### GIVEN REQUEST
Omit all pictures and give the records below again exactly as written.
begin INFORMATION GIVEN
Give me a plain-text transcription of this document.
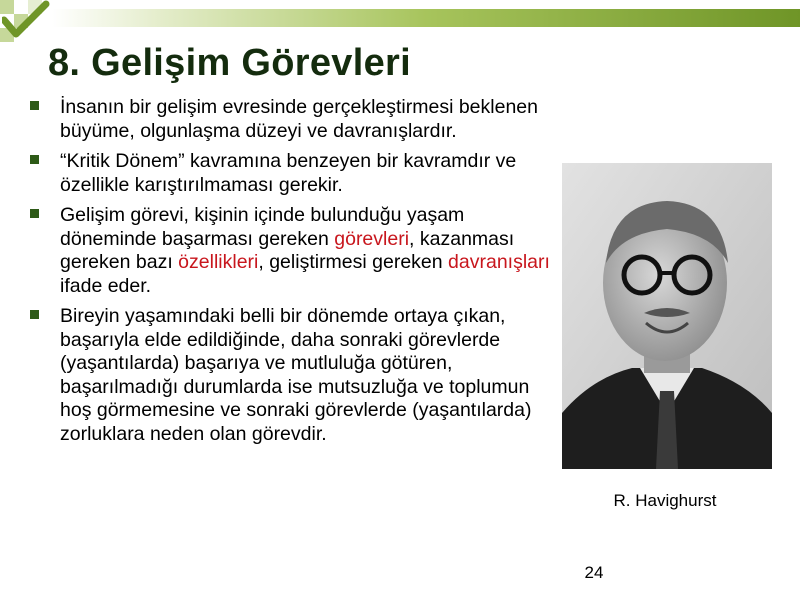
8. Gelişim Görevleri
İnsanın bir gelişim evresinde gerçekleştirmesi beklenen büyüme, olgunlaşma düzeyi ve davranışlardır.
“Kritik Dönem” kavramına benzeyen bir kavramdır ve özellikle karıştırılmaması gerekir.
Gelişim görevi, kişinin içinde bulunduğu yaşam döneminde başarması gereken görevleri, kazanması gereken bazı özellikleri, geliştirmesi gereken davranışları ifade eder.
Bireyin yaşamındaki belli bir dönemde ortaya çıkan, başarıyla elde edildiğinde, daha sonraki görevlerde (yaşantılarda) başarıya ve mutluluğa götüren, başarılmadığı durumlarda ise mutsuzluğa ve toplumun hoş görmemesine ve sonraki görevlerde (yaşantılarda) zorluklara neden olan görevdir.
R. Havighurst
24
end INFORMATION GIVEN
### EXERCISE OUTPUT
Give me a plain-text transcription of this document.
8. Gelişim Görevleri
İnsanın bir gelişim evresinde gerçekleştirmesi beklenen büyüme, olgunlaşma düzeyi ve davranışlardır.
“Kritik Dönem” kavramına benzeyen bir kavramdır ve özellikle karıştırılmaması gerekir.
Gelişim görevi, kişinin içinde bulunduğu yaşam döneminde başarması gereken görevleri, kazanması gereken bazı özellikleri, geliştirmesi gereken davranışları ifade eder.
Bireyin yaşamındaki belli bir dönemde ortaya çıkan, başarıyla elde edildiğinde, daha sonraki görevlerde (yaşantılarda) başarıya ve mutluluğa götüren, başarılmadığı durumlarda ise mutsuzluğa ve toplumun hoş görmemesine ve sonraki görevlerde (yaşantılarda) zorluklara neden olan görevdir.
R. Havighurst
24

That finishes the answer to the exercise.